### Work instructions
Send each entry back exactly as given, pictures excluded.

[start]

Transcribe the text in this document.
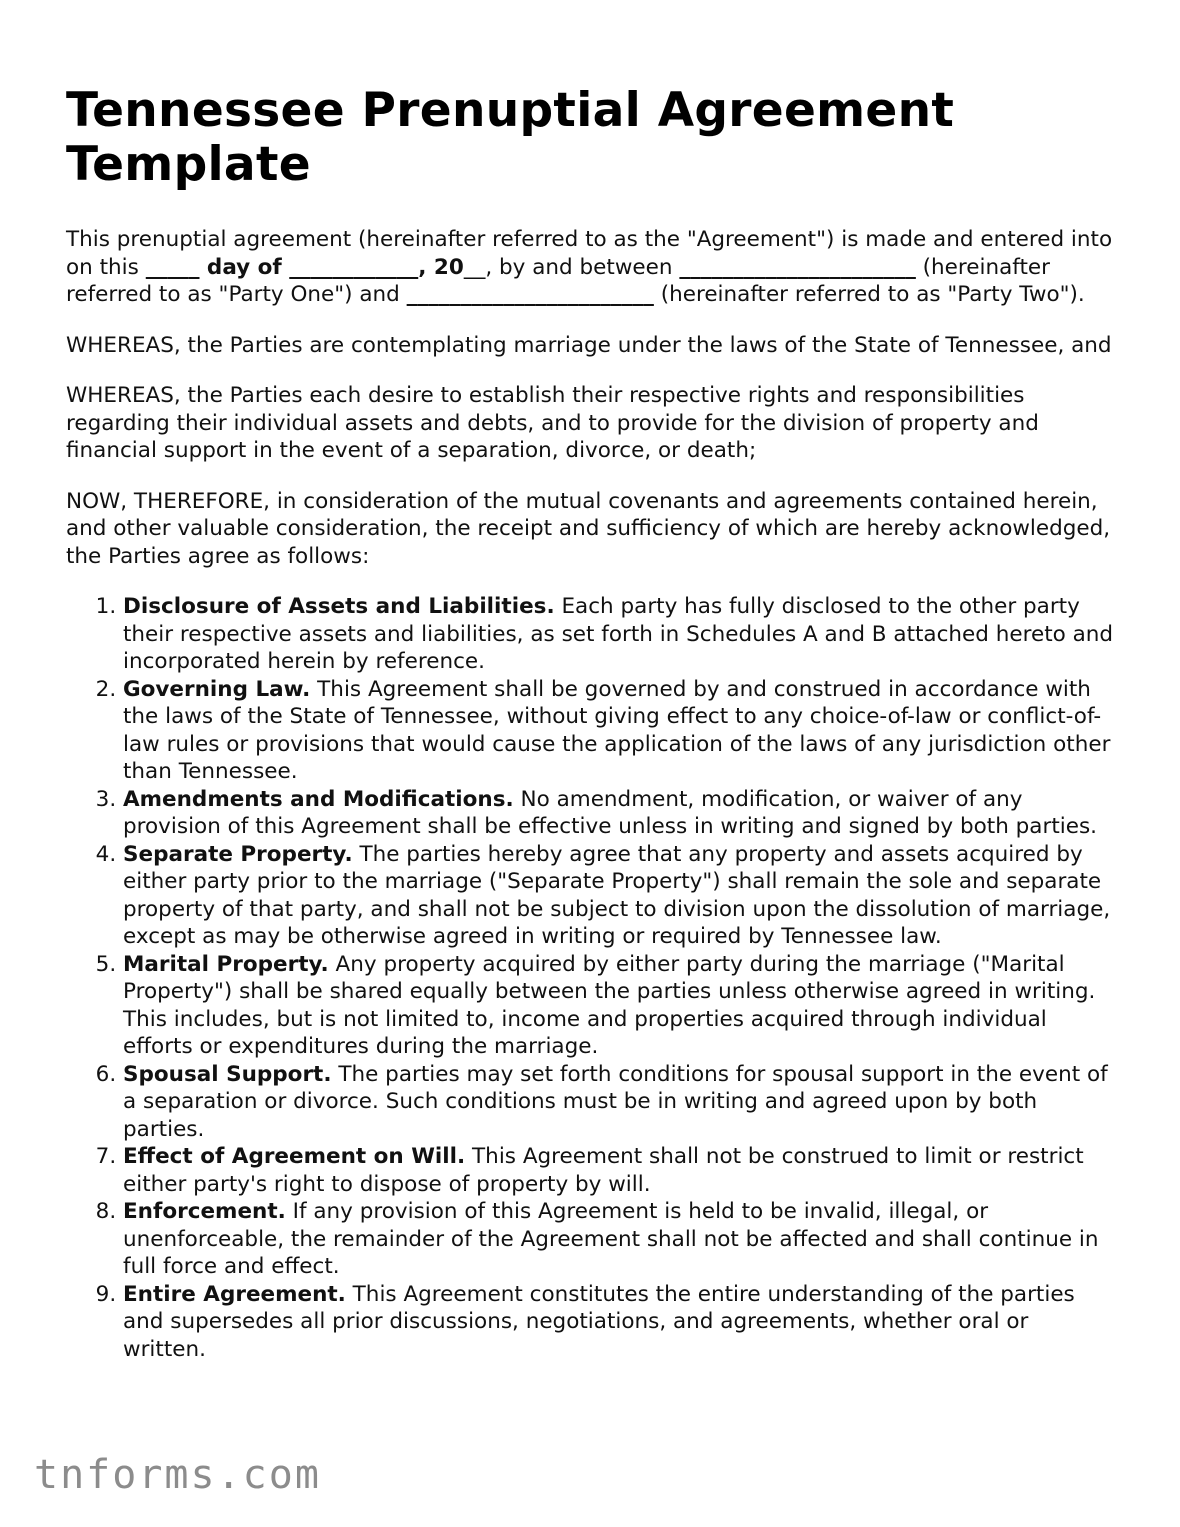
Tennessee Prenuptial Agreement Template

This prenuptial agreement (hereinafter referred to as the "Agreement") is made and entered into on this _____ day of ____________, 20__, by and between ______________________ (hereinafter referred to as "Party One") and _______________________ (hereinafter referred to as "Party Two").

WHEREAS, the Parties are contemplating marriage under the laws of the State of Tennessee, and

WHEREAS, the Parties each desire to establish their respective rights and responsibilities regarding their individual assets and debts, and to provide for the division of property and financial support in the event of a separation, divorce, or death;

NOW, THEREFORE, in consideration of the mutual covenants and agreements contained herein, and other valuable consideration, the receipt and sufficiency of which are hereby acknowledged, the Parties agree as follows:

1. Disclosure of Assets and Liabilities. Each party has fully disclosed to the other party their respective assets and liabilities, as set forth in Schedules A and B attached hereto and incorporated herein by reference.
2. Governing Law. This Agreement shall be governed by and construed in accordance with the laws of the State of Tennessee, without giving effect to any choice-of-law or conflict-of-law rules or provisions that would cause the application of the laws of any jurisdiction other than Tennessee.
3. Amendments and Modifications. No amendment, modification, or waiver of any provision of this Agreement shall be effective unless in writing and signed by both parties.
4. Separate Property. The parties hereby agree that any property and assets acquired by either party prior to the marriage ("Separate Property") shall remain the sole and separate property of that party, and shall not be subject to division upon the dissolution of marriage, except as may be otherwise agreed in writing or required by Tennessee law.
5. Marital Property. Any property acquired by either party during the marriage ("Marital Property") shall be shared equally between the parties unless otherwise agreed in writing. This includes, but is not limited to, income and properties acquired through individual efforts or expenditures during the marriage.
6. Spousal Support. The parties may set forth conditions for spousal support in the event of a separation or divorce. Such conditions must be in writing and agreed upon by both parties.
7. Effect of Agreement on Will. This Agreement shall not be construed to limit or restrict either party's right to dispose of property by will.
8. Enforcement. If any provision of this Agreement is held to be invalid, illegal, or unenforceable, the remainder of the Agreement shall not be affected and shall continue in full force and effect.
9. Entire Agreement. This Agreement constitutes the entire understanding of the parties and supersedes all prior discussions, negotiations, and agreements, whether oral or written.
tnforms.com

[end]

### The result
Transcribe the text in this document.
Tennessee Prenuptial Agreement Template

This prenuptial agreement (hereinafter referred to as the "Agreement") is made and entered into on this _____ day of ____________, 20__, by and between ______________________ (hereinafter referred to as "Party One") and _______________________ (hereinafter referred to as "Party Two").

WHEREAS, the Parties are contemplating marriage under the laws of the State of Tennessee, and

WHEREAS, the Parties each desire to establish their respective rights and responsibilities regarding their individual assets and debts, and to provide for the division of property and financial support in the event of a separation, divorce, or death;

NOW, THEREFORE, in consideration of the mutual covenants and agreements contained herein, and other valuable consideration, the receipt and sufficiency of which are hereby acknowledged, the Parties agree as follows:

1. Disclosure of Assets and Liabilities. Each party has fully disclosed to the other party their respective assets and liabilities, as set forth in Schedules A and B attached hereto and incorporated herein by reference.
2. Governing Law. This Agreement shall be governed by and construed in accordance with the laws of the State of Tennessee, without giving effect to any choice-of-law or conflict-of-law rules or provisions that would cause the application of the laws of any jurisdiction other than Tennessee.
3. Amendments and Modifications. No amendment, modification, or waiver of any provision of this Agreement shall be effective unless in writing and signed by both parties.
4. Separate Property. The parties hereby agree that any property and assets acquired by either party prior to the marriage ("Separate Property") shall remain the sole and separate property of that party, and shall not be subject to division upon the dissolution of marriage, except as may be otherwise agreed in writing or required by Tennessee law.
5. Marital Property. Any property acquired by either party during the marriage ("Marital Property") shall be shared equally between the parties unless otherwise agreed in writing. This includes, but is not limited to, income and properties acquired through individual efforts or expenditures during the marriage.
6. Spousal Support. The parties may set forth conditions for spousal support in the event of a separation or divorce. Such conditions must be in writing and agreed upon by both parties.
7. Effect of Agreement on Will. This Agreement shall not be construed to limit or restrict either party's right to dispose of property by will.
8. Enforcement. If any provision of this Agreement is held to be invalid, illegal, or unenforceable, the remainder of the Agreement shall not be affected and shall continue in full force and effect.
9. Entire Agreement. This Agreement constitutes the entire understanding of the parties and supersedes all prior discussions, negotiations, and agreements, whether oral or written.
tnforms.com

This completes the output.